Goal.
Extract the complete data exactly as given.

★ ★ ★ ★

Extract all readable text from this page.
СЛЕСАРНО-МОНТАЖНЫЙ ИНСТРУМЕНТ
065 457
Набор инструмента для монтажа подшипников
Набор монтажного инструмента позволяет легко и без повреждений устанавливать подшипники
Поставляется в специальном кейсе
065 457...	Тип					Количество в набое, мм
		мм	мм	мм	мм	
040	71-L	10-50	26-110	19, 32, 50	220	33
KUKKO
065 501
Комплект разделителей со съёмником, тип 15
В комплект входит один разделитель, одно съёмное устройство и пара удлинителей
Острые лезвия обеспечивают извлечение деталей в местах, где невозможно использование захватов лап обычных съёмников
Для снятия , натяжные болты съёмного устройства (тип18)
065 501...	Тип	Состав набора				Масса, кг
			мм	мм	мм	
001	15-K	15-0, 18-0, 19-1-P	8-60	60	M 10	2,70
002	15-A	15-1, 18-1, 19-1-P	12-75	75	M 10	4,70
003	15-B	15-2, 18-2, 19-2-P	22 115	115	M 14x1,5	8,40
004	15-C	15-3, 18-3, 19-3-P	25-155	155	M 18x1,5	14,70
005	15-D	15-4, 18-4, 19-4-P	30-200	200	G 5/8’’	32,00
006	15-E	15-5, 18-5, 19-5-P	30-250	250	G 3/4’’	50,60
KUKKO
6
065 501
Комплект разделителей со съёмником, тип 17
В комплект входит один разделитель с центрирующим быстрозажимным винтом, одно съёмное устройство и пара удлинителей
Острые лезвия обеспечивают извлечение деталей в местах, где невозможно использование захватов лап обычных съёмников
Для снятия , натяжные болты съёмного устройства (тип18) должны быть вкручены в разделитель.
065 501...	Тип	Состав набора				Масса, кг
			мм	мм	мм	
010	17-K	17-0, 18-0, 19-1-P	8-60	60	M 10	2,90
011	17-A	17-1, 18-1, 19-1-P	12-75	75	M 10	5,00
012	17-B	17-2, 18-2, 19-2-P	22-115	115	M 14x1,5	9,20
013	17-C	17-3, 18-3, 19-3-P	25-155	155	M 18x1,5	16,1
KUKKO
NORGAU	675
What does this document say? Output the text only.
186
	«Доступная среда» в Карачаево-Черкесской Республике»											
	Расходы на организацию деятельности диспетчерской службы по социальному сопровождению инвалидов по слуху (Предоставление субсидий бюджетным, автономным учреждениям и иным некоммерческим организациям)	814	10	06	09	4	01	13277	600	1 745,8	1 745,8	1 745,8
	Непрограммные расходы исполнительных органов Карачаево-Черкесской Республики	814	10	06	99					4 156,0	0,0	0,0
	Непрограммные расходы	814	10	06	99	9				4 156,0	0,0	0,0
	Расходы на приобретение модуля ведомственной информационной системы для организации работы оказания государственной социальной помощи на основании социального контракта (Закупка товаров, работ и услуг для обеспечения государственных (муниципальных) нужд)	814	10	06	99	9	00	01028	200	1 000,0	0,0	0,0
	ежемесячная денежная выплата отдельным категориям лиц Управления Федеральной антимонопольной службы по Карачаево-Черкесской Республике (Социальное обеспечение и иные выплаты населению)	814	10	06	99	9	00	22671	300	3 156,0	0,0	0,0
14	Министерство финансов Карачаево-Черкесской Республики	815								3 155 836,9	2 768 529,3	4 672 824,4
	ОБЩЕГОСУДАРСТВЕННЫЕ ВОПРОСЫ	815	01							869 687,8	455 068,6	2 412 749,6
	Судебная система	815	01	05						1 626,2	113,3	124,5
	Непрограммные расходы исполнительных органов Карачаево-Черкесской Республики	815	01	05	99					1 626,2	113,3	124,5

★ ★ ★ ★

Reply to the task.
Extract all readable text from this page.
СЛЕСАРНО-МОНТАЖНЫЙ ИНСТРУМЕНТ
065 457
Набор инструмента для монтажа подшипников
Набор монтажного инструмента позволяет легко и без повреждений устанавливать подшипники
Поставляется в специальном кейсе
065 457...	Тип					Количество в набое, мм
		мм	мм	мм	мм	
040	71-L	10-50	26-110	19, 32, 50	220	33
KUKKO
065 501
Комплект разделителей со съёмником, тип 15
В комплект входит один разделитель, одно съёмное устройство и пара удлинителей
Острые лезвия обеспечивают извлечение деталей в местах, где невозможно использование захватов лап обычных съёмников
Для снятия , натяжные болты съёмного устройства (тип18)
065 501...	Тип	Состав набора				Масса, кг
			мм	мм	мм	
001	15-K	15-0, 18-0, 19-1-P	8-60	60	M 10	2,70
002	15-A	15-1, 18-1, 19-1-P	12-75	75	M 10	4,70
003	15-B	15-2, 18-2, 19-2-P	22 115	115	M 14x1,5	8,40
004	15-C	15-3, 18-3, 19-3-P	25-155	155	M 18x1,5	14,70
005	15-D	15-4, 18-4, 19-4-P	30-200	200	G 5/8’’	32,00
006	15-E	15-5, 18-5, 19-5-P	30-250	250	G 3/4’’	50,60
KUKKO
6
065 501
Комплект разделителей со съёмником, тип 17
В комплект входит один разделитель с центрирующим быстрозажимным винтом, одно съёмное устройство и пара удлинителей
Острые лезвия обеспечивают извлечение деталей в местах, где невозможно использование захватов лап обычных съёмников
Для снятия , натяжные болты съёмного устройства (тип18) должны быть вкручены в разделитель.
065 501...	Тип	Состав набора				Масса, кг
			мм	мм	мм	
010	17-K	17-0, 18-0, 19-1-P	8-60	60	M 10	2,90
011	17-A	17-1, 18-1, 19-1-P	12-75	75	M 10	5,00
012	17-B	17-2, 18-2, 19-2-P	22-115	115	M 14x1,5	9,20
013	17-C	17-3, 18-3, 19-3-P	25-155	155	M 18x1,5	16,1
KUKKO
NORGAU	675
What does this document say? Output the text only.
186
	«Доступная среда» в Карачаево-Черкесской Республике»											
	Расходы на организацию деятельности диспетчерской службы по социальному сопровождению инвалидов по слуху (Предоставление субсидий бюджетным, автономным учреждениям и иным некоммерческим организациям)	814	10	06	09	4	01	13277	600	1 745,8	1 745,8	1 745,8
	Непрограммные расходы исполнительных органов Карачаево-Черкесской Республики	814	10	06	99					4 156,0	0,0	0,0
	Непрограммные расходы	814	10	06	99	9				4 156,0	0,0	0,0
	Расходы на приобретение модуля ведомственной информационной системы для организации работы оказания государственной социальной помощи на основании социального контракта (Закупка товаров, работ и услуг для обеспечения государственных (муниципальных) нужд)	814	10	06	99	9	00	01028	200	1 000,0	0,0	0,0
	ежемесячная денежная выплата отдельным категориям лиц Управления Федеральной антимонопольной службы по Карачаево-Черкесской Республике (Социальное обеспечение и иные выплаты населению)	814	10	06	99	9	00	22671	300	3 156,0	0,0	0,0
14	Министерство финансов Карачаево-Черкесской Республики	815								3 155 836,9	2 768 529,3	4 672 824,4
	ОБЩЕГОСУДАРСТВЕННЫЕ ВОПРОСЫ	815	01							869 687,8	455 068,6	2 412 749,6
	Судебная система	815	01	05						1 626,2	113,3	124,5
	Непрограммные расходы исполнительных органов Карачаево-Черкесской Республики	815	01	05	99					1 626,2	113,3	124,5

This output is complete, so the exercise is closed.